**** INPUT

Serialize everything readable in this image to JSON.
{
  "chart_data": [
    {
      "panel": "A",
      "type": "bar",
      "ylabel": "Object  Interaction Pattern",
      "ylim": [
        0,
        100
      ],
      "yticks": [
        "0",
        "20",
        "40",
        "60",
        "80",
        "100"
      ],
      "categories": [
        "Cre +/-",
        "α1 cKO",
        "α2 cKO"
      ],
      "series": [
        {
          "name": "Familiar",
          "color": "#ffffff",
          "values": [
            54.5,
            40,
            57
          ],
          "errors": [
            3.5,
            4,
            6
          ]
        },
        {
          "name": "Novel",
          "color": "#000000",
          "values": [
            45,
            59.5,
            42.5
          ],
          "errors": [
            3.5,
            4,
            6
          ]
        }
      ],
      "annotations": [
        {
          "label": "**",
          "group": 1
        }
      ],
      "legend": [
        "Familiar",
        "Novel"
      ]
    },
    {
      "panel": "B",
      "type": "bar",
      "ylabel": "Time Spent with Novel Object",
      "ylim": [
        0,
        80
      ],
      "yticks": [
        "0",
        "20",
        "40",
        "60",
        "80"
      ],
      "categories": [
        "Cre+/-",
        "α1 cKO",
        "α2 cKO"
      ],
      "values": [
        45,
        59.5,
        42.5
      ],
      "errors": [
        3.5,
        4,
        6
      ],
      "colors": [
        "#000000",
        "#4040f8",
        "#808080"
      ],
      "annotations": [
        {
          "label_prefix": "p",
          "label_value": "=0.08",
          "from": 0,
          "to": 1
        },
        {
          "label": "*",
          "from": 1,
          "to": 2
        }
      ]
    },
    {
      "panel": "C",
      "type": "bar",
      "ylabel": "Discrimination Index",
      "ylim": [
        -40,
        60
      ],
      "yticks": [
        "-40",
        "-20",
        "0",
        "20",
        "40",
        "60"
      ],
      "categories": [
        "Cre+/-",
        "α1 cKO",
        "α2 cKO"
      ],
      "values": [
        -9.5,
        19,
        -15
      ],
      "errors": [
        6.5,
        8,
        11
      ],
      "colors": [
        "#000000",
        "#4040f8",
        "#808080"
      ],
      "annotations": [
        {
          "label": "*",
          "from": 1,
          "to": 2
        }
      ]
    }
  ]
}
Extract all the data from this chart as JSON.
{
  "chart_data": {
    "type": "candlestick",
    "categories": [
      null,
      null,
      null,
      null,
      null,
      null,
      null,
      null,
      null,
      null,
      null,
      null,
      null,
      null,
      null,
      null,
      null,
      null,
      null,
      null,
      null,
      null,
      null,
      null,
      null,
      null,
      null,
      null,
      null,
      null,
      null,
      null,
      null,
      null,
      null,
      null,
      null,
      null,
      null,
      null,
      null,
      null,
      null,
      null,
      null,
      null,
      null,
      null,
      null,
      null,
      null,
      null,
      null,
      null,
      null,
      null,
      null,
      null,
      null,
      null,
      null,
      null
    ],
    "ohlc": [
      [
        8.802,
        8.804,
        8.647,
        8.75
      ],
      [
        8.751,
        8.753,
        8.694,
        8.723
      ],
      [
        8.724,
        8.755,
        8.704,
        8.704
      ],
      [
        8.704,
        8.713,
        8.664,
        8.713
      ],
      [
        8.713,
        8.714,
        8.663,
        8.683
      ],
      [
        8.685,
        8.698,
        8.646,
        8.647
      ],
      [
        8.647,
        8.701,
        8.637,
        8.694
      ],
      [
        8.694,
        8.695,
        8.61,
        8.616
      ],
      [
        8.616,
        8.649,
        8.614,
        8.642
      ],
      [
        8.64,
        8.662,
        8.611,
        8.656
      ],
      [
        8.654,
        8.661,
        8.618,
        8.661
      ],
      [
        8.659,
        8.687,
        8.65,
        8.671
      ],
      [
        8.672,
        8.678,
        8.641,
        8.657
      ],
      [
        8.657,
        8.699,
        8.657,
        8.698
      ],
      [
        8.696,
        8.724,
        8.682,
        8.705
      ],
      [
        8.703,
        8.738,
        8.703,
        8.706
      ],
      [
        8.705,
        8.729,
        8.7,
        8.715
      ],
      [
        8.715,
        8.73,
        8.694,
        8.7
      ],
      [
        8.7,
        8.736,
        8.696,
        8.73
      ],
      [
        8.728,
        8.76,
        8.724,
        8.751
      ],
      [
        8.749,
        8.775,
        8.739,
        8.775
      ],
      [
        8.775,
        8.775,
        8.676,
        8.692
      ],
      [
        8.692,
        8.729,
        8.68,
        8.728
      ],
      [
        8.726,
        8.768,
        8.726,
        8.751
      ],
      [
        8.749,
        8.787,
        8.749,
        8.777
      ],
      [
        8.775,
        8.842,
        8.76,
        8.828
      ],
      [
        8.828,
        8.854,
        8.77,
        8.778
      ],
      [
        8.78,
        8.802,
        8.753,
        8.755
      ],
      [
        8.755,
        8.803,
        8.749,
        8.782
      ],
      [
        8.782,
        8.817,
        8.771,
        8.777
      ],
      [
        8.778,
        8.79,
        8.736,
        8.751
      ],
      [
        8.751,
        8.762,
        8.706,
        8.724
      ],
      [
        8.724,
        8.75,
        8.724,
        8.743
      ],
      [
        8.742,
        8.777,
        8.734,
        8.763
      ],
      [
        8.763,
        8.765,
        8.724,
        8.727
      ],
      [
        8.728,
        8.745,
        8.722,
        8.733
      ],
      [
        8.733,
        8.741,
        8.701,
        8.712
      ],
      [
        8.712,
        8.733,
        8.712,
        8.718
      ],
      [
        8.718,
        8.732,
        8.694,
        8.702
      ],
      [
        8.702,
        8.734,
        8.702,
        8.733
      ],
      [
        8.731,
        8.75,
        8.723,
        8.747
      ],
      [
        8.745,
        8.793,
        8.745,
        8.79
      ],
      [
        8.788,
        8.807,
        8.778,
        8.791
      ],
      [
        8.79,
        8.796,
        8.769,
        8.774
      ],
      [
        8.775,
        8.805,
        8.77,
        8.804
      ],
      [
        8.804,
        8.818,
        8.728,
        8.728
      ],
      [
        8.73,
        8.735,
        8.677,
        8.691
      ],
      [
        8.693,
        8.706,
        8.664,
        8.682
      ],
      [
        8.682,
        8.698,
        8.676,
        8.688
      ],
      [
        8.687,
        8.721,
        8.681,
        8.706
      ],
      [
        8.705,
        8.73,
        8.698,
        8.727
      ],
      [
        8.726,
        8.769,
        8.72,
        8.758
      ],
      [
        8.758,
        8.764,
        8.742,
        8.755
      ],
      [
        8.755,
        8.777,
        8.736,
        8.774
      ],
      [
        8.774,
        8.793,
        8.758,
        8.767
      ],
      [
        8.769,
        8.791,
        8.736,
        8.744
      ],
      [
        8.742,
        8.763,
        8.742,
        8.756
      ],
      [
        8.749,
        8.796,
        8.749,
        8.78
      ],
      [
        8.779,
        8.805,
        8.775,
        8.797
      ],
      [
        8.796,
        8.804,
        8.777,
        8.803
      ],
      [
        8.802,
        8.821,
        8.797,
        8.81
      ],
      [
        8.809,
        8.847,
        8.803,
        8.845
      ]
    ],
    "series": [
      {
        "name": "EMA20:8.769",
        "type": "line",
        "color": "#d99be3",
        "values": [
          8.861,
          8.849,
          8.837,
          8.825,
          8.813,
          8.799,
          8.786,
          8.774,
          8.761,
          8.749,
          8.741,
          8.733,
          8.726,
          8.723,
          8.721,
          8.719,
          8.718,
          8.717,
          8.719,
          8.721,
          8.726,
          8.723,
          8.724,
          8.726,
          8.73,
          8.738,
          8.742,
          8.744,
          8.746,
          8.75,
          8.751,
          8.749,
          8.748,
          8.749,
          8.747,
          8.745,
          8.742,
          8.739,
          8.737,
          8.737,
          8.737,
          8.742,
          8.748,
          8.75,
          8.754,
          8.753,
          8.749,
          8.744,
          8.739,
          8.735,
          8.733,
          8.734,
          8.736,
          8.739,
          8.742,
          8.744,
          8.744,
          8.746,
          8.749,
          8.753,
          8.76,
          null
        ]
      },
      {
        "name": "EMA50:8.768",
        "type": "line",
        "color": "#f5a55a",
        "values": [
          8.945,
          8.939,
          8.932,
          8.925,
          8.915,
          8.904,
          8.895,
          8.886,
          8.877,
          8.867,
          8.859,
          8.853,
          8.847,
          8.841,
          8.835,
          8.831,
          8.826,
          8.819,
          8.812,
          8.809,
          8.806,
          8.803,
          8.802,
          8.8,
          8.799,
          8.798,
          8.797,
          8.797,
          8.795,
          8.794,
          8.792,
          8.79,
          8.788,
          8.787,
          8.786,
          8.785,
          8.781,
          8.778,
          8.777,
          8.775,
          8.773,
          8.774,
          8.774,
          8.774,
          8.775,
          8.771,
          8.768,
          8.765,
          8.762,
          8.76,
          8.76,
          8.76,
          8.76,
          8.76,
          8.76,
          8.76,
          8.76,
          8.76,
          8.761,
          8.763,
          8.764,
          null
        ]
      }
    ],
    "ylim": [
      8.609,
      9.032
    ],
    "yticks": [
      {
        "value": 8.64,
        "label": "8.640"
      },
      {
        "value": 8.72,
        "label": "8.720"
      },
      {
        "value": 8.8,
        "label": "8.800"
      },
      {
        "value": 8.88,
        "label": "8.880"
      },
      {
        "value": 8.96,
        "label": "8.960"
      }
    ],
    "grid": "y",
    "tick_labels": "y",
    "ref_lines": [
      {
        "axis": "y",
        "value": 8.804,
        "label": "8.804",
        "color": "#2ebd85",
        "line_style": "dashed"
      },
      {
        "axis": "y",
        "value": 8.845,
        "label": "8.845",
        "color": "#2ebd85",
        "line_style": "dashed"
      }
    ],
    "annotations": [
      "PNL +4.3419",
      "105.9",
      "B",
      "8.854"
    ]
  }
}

********

*TASK REQUIREMENTS*: Gather, from the listing above, every line carrying the word "ylabel".

*RESULT OF THIS TASK*:
      "ylabel": "Object  Interaction Pattern",
      "ylabel": "Time Spent with Novel Object",
      "ylabel": "Discrimination Index",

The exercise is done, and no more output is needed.